-- START OF Records supplied --

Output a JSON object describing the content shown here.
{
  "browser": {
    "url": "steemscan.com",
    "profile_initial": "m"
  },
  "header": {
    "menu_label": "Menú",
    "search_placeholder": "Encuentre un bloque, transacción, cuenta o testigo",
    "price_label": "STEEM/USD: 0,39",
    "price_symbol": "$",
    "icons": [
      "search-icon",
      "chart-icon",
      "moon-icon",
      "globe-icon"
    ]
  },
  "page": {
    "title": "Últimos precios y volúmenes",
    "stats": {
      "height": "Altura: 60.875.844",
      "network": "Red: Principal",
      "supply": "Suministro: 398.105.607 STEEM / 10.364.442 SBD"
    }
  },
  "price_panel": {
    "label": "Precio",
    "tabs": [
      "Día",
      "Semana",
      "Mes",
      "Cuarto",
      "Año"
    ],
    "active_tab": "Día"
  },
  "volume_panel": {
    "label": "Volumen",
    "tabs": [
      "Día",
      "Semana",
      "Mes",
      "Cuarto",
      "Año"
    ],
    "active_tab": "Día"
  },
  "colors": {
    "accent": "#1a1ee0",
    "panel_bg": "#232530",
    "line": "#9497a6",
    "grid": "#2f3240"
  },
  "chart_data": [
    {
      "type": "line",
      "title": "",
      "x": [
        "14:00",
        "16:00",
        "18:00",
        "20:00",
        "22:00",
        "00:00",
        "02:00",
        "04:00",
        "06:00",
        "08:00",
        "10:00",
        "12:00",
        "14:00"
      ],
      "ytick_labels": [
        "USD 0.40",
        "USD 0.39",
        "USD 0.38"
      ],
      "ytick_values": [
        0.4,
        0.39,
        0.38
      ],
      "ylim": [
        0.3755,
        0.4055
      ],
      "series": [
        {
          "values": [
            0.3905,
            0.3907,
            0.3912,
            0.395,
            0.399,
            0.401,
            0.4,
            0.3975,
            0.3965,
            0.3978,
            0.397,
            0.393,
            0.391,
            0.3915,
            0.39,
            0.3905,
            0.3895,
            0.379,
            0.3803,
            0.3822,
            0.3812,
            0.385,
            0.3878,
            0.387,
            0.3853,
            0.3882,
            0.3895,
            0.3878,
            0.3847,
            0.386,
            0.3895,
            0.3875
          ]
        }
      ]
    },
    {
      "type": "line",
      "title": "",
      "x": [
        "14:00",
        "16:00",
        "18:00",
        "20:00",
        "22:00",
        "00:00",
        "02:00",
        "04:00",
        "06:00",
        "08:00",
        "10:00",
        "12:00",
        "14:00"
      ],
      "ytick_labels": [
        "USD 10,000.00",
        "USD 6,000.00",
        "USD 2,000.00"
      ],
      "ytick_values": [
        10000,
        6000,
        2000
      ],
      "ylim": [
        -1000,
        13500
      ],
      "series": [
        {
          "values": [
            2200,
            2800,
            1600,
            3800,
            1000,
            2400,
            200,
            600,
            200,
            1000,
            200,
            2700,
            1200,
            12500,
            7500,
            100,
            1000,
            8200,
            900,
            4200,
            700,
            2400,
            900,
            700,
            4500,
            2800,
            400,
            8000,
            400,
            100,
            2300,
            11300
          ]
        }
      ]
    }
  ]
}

-- END OF Records supplied --

Do this: Exactly reproduce the material above.

Written reply:
Output a JSON object describing the content shown here.
{
  "browser": {
    "url": "steemscan.com",
    "profile_initial": "m"
  },
  "header": {
    "menu_label": "Menú",
    "search_placeholder": "Encuentre un bloque, transacción, cuenta o testigo",
    "price_label": "STEEM/USD: 0,39",
    "price_symbol": "$",
    "icons": [
      "search-icon",
      "chart-icon",
      "moon-icon",
      "globe-icon"
    ]
  },
  "page": {
    "title": "Últimos precios y volúmenes",
    "stats": {
      "height": "Altura: 60.875.844",
      "network": "Red: Principal",
      "supply": "Suministro: 398.105.607 STEEM / 10.364.442 SBD"
    }
  },
  "price_panel": {
    "label": "Precio",
    "tabs": [
      "Día",
      "Semana",
      "Mes",
      "Cuarto",
      "Año"
    ],
    "active_tab": "Día"
  },
  "volume_panel": {
    "label": "Volumen",
    "tabs": [
      "Día",
      "Semana",
      "Mes",
      "Cuarto",
      "Año"
    ],
    "active_tab": "Día"
  },
  "colors": {
    "accent": "#1a1ee0",
    "panel_bg": "#232530",
    "line": "#9497a6",
    "grid": "#2f3240"
  },
  "chart_data": [
    {
      "type": "line",
      "title": "",
      "x": [
        "14:00",
        "16:00",
        "18:00",
        "20:00",
        "22:00",
        "00:00",
        "02:00",
        "04:00",
        "06:00",
        "08:00",
        "10:00",
        "12:00",
        "14:00"
      ],
      "ytick_labels": [
        "USD 0.40",
        "USD 0.39",
        "USD 0.38"
      ],
      "ytick_values": [
        0.4,
        0.39,
        0.38
      ],
      "ylim": [
        0.3755,
        0.4055
      ],
      "series": [
        {
          "values": [
            0.3905,
            0.3907,
            0.3912,
            0.395,
            0.399,
            0.401,
            0.4,
            0.3975,
            0.3965,
            0.3978,
            0.397,
            0.393,
            0.391,
            0.3915,
            0.39,
            0.3905,
            0.3895,
            0.379,
            0.3803,
            0.3822,
            0.3812,
            0.385,
            0.3878,
            0.387,
            0.3853,
            0.3882,
            0.3895,
            0.3878,
            0.3847,
            0.386,
            0.3895,
            0.3875
          ]
        }
      ]
    },
    {
      "type": "line",
      "title": "",
      "x": [
        "14:00",
        "16:00",
        "18:00",
        "20:00",
        "22:00",
        "00:00",
        "02:00",
        "04:00",
        "06:00",
        "08:00",
        "10:00",
        "12:00",
        "14:00"
      ],
      "ytick_labels": [
        "USD 10,000.00",
        "USD 6,000.00",
        "USD 2,000.00"
      ],
      "ytick_values": [
        10000,
        6000,
        2000
      ],
      "ylim": [
        -1000,
        13500
      ],
      "series": [
        {
          "values": [
            2200,
            2800,
            1600,
            3800,
            1000,
            2400,
            200,
            600,
            200,
            1000,
            200,
            2700,
            1200,
            12500,
            7500,
            100,
            1000,
            8200,
            900,
            4200,
            700,
            2400,
            900,
            700,
            4500,
            2800,
            400,
            8000,
            400,
            100,
            2300,
            11300
          ]
        }
      ]
    }
  ]
}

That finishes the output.